> EXERCISE BRIEF:
Find how many lines contain the word "outline" and state that number alone.

Extracts from a graphics dataset:
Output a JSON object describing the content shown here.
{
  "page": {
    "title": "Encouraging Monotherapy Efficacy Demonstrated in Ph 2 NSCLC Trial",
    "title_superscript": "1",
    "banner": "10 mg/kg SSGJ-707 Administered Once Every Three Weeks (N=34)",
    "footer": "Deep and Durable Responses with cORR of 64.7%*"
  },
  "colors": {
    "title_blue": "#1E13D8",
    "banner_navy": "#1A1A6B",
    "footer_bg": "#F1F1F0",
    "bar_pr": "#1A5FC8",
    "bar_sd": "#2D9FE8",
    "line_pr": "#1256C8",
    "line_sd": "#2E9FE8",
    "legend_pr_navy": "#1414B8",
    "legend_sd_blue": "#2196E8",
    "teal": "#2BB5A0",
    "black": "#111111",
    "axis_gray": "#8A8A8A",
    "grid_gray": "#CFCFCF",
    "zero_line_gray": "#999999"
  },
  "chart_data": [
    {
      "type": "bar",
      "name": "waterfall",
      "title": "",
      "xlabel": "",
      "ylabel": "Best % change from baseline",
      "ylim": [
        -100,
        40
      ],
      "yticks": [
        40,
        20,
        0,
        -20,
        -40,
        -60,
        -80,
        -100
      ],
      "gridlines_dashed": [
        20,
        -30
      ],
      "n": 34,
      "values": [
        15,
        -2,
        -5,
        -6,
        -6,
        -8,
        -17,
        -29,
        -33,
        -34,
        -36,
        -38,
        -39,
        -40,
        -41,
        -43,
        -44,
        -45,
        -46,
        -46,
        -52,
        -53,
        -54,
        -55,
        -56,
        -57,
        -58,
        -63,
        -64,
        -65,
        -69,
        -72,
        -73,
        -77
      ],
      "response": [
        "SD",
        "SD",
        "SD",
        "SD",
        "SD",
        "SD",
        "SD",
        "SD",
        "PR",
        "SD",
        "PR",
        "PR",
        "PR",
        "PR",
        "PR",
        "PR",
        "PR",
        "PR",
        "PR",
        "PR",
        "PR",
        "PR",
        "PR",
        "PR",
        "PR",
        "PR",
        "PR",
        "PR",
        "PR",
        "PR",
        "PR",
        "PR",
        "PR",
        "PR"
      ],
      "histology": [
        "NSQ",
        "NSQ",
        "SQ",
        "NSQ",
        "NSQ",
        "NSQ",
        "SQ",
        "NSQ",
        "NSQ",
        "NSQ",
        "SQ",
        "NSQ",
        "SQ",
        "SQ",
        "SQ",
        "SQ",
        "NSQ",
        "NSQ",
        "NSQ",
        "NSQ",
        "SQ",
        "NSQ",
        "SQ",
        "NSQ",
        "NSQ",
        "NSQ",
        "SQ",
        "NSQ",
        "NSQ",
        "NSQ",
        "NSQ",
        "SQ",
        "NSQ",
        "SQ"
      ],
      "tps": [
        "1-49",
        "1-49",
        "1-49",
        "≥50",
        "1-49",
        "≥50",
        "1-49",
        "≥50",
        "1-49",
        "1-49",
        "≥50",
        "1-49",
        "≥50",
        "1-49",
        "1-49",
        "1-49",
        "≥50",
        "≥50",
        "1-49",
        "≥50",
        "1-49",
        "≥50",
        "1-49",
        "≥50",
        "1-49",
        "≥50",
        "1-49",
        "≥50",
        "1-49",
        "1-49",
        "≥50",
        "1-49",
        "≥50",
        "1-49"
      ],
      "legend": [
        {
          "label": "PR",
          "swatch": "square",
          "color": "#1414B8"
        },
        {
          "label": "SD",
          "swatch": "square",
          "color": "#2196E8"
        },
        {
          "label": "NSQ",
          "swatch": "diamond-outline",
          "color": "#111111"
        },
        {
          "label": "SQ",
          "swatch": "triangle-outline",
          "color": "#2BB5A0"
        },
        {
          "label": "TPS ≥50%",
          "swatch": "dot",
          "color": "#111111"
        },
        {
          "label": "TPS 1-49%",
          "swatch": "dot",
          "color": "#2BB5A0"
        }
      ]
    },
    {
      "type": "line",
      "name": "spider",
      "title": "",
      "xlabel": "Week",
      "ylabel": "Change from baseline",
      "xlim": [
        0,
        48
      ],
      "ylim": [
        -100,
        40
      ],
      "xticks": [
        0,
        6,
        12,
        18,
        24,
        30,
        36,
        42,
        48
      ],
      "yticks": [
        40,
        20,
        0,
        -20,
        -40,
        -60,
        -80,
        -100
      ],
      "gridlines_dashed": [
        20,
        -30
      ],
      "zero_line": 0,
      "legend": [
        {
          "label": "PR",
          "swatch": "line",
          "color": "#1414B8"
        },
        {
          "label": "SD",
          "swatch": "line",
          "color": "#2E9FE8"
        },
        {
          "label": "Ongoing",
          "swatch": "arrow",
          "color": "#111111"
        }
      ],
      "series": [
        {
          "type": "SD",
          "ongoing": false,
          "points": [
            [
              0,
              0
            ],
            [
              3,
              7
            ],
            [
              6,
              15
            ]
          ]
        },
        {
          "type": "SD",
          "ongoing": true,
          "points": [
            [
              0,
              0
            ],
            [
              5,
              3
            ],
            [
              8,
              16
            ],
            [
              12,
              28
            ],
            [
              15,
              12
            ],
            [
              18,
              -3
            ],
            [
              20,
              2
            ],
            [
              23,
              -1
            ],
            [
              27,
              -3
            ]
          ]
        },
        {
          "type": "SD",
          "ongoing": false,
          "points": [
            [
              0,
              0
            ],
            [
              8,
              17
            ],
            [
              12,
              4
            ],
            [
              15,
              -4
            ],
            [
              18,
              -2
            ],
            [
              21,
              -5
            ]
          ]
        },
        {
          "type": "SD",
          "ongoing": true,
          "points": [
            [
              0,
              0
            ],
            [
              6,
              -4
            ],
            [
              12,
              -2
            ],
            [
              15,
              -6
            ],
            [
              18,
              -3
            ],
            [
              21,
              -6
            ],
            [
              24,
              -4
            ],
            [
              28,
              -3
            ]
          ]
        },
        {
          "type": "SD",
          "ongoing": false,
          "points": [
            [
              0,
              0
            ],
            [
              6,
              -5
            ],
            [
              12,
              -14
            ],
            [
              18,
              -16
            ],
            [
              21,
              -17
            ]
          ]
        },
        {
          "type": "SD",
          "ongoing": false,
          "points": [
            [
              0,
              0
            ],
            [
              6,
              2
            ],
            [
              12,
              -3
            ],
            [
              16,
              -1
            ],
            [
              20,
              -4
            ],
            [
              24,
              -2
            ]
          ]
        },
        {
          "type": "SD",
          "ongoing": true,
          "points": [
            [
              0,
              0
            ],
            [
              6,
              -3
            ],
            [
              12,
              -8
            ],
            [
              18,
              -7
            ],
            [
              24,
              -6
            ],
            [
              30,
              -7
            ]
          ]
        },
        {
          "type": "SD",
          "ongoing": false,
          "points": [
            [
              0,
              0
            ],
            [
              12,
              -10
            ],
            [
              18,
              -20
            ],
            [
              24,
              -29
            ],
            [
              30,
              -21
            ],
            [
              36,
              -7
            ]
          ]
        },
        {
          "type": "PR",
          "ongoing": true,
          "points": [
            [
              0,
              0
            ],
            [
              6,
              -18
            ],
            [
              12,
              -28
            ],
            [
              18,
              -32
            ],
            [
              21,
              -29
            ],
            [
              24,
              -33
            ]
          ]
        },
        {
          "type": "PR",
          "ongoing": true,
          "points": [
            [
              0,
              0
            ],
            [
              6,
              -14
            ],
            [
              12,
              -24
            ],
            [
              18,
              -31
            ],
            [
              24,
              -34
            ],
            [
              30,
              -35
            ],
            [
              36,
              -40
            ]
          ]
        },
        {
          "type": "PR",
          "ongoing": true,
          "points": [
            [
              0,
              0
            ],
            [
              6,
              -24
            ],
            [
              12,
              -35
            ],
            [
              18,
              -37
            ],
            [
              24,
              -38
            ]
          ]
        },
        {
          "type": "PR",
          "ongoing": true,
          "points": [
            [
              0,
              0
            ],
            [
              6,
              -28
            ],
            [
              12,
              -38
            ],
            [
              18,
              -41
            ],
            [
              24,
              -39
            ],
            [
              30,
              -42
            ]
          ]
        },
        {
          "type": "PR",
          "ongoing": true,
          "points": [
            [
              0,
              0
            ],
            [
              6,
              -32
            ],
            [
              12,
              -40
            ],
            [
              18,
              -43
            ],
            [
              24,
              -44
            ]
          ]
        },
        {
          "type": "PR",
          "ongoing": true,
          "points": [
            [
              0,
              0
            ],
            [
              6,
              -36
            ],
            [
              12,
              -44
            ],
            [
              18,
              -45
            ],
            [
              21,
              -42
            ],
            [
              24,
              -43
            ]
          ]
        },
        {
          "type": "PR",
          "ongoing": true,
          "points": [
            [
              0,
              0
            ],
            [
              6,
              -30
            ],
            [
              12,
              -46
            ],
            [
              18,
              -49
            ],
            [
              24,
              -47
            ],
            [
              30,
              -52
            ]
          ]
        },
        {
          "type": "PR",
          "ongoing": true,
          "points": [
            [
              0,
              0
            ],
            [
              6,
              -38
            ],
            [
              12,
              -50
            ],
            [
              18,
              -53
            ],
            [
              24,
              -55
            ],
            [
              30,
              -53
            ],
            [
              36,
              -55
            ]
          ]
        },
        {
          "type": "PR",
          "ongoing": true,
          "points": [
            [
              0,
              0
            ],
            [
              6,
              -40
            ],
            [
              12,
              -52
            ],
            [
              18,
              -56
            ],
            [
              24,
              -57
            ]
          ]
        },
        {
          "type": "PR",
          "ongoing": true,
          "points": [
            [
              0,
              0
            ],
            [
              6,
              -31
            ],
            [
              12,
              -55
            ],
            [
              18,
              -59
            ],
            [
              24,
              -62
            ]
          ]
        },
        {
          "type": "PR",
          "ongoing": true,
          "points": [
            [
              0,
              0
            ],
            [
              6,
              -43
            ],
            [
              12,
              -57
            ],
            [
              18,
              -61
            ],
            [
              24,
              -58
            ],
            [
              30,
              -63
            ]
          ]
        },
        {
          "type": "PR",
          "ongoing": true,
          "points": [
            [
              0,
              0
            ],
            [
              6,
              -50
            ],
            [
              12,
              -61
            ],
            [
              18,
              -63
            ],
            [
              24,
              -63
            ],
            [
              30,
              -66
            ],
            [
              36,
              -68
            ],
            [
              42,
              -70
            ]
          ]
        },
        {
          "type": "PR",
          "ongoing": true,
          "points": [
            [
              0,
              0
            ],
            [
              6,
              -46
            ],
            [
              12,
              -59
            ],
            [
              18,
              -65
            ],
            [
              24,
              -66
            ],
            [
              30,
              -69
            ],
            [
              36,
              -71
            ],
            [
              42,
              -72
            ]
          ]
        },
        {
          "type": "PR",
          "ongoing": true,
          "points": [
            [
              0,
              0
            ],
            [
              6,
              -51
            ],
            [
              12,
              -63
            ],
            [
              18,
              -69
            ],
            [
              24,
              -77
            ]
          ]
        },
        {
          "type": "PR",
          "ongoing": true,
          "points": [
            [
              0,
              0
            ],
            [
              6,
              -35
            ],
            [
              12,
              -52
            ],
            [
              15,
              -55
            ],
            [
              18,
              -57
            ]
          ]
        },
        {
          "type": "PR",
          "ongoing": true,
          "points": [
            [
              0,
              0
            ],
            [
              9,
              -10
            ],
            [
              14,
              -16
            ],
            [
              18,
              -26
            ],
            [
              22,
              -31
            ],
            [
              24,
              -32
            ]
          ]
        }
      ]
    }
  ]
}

> THE RESULT:
2